WHAT IS ASKED ▸ Each record that follows should be repeated exactly, minus any images.

RECORDS PROVIDED ▸
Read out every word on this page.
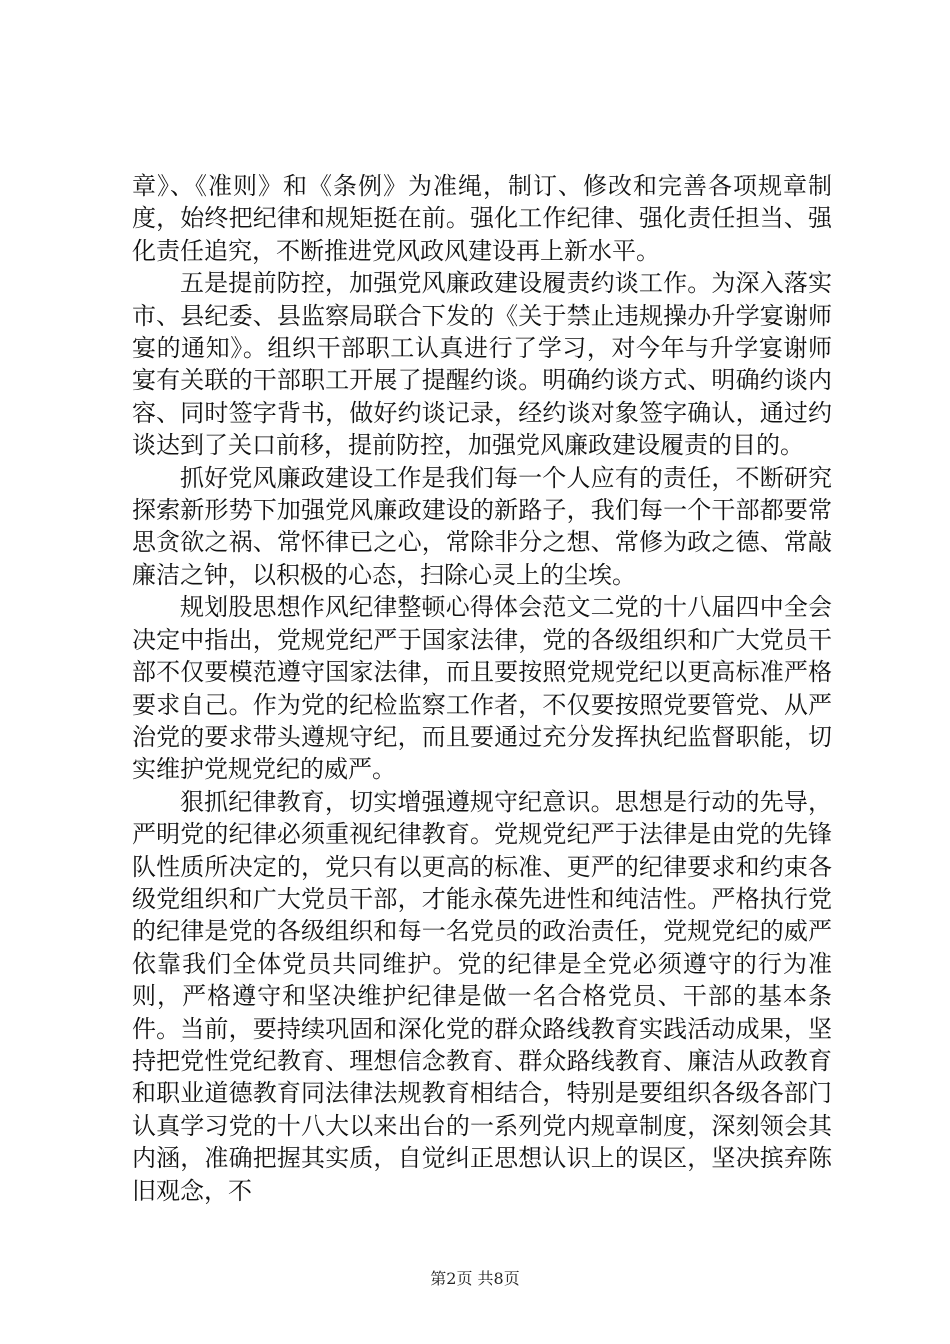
章》、《准则》和《条例》为准绳，制订、修改和完善各项规章制度，始终把纪律和规矩挺在前。强化工作纪律、强化责任担当、强化责任追究，不断推进党风政风建设再上新水平。

五是提前防控，加强党风廉政建设履责约谈工作。为深入落实市、县纪委、县监察局联合下发的《关于禁止违规操办升学宴谢师宴的通知》。组织干部职工认真进行了学习，对今年与升学宴谢师宴有关联的干部职工开展了提醒约谈。明确约谈方式、明确约谈内容、同时签字背书，做好约谈记录，经约谈对象签字确认，通过约谈达到了关口前移，提前防控，加强党风廉政建设履责的目的。

抓好党风廉政建设工作是我们每一个人应有的责任，不断研究探索新形势下加强党风廉政建设的新路子，我们每一个干部都要常思贪欲之祸、常怀律已之心，常除非分之想、常修为政之德、常敲廉洁之钟，以积极的心态，扫除心灵上的尘埃。

规划股思想作风纪律整顿心得体会范文二党的十八届四中全会决定中指出，党规党纪严于国家法律，党的各级组织和广大党员干部不仅要模范遵守国家法律，而且要按照党规党纪以更高标准严格要求自己。作为党的纪检监察工作者，不仅要按照党要管党、从严治党的要求带头遵规守纪，而且要通过充分发挥执纪监督职能，切实维护党规党纪的威严。

狠抓纪律教育，切实增强遵规守纪意识。思想是行动的先导，严明党的纪律必须重视纪律教育。党规党纪严于法律是由党的先锋队性质所决定的，党只有以更高的标准、更严的纪律要求和约束各级党组织和广大党员干部，才能永葆先进性和纯洁性。严格执行党的纪律是党的各级组织和每一名党员的政治责任，党规党纪的威严依靠我们全体党员共同维护。党的纪律是全党必须遵守的行为准则，严格遵守和坚决维护纪律是做一名合格党员、干部的基本条件。当前，要持续巩固和深化党的群众路线教育实践活动成果，坚持把党性党纪教育、理想信念教育、群众路线教育、廉洁从政教育和职业道德教育同法律法规教育相结合，特别是要组织各级各部门认真学习党的十八大以来出台的一系列党内规章制度，深刻领会其内涵，准确把握其实质，自觉纠正思想认识上的误区，坚决摈弃陈旧观念，不

第2页 共8页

RESULT ▸
Read out every word on this page.
章》、《准则》和《条例》为准绳，制订、修改和完善各项规章制度，始终把纪律和规矩挺在前。强化工作纪律、强化责任担当、强化责任追究，不断推进党风政风建设再上新水平。

五是提前防控，加强党风廉政建设履责约谈工作。为深入落实市、县纪委、县监察局联合下发的《关于禁止违规操办升学宴谢师宴的通知》。组织干部职工认真进行了学习，对今年与升学宴谢师宴有关联的干部职工开展了提醒约谈。明确约谈方式、明确约谈内容、同时签字背书，做好约谈记录，经约谈对象签字确认，通过约谈达到了关口前移，提前防控，加强党风廉政建设履责的目的。

抓好党风廉政建设工作是我们每一个人应有的责任，不断研究探索新形势下加强党风廉政建设的新路子，我们每一个干部都要常思贪欲之祸、常怀律已之心，常除非分之想、常修为政之德、常敲廉洁之钟，以积极的心态，扫除心灵上的尘埃。

规划股思想作风纪律整顿心得体会范文二党的十八届四中全会决定中指出，党规党纪严于国家法律，党的各级组织和广大党员干部不仅要模范遵守国家法律，而且要按照党规党纪以更高标准严格要求自己。作为党的纪检监察工作者，不仅要按照党要管党、从严治党的要求带头遵规守纪，而且要通过充分发挥执纪监督职能，切实维护党规党纪的威严。

狠抓纪律教育，切实增强遵规守纪意识。思想是行动的先导，严明党的纪律必须重视纪律教育。党规党纪严于法律是由党的先锋队性质所决定的，党只有以更高的标准、更严的纪律要求和约束各级党组织和广大党员干部，才能永葆先进性和纯洁性。严格执行党的纪律是党的各级组织和每一名党员的政治责任，党规党纪的威严依靠我们全体党员共同维护。党的纪律是全党必须遵守的行为准则，严格遵守和坚决维护纪律是做一名合格党员、干部的基本条件。当前，要持续巩固和深化党的群众路线教育实践活动成果，坚持把党性党纪教育、理想信念教育、群众路线教育、廉洁从政教育和职业道德教育同法律法规教育相结合，特别是要组织各级各部门认真学习党的十八大以来出台的一系列党内规章制度，深刻领会其内涵，准确把握其实质，自觉纠正思想认识上的误区，坚决摈弃陈旧观念，不

第2页 共8页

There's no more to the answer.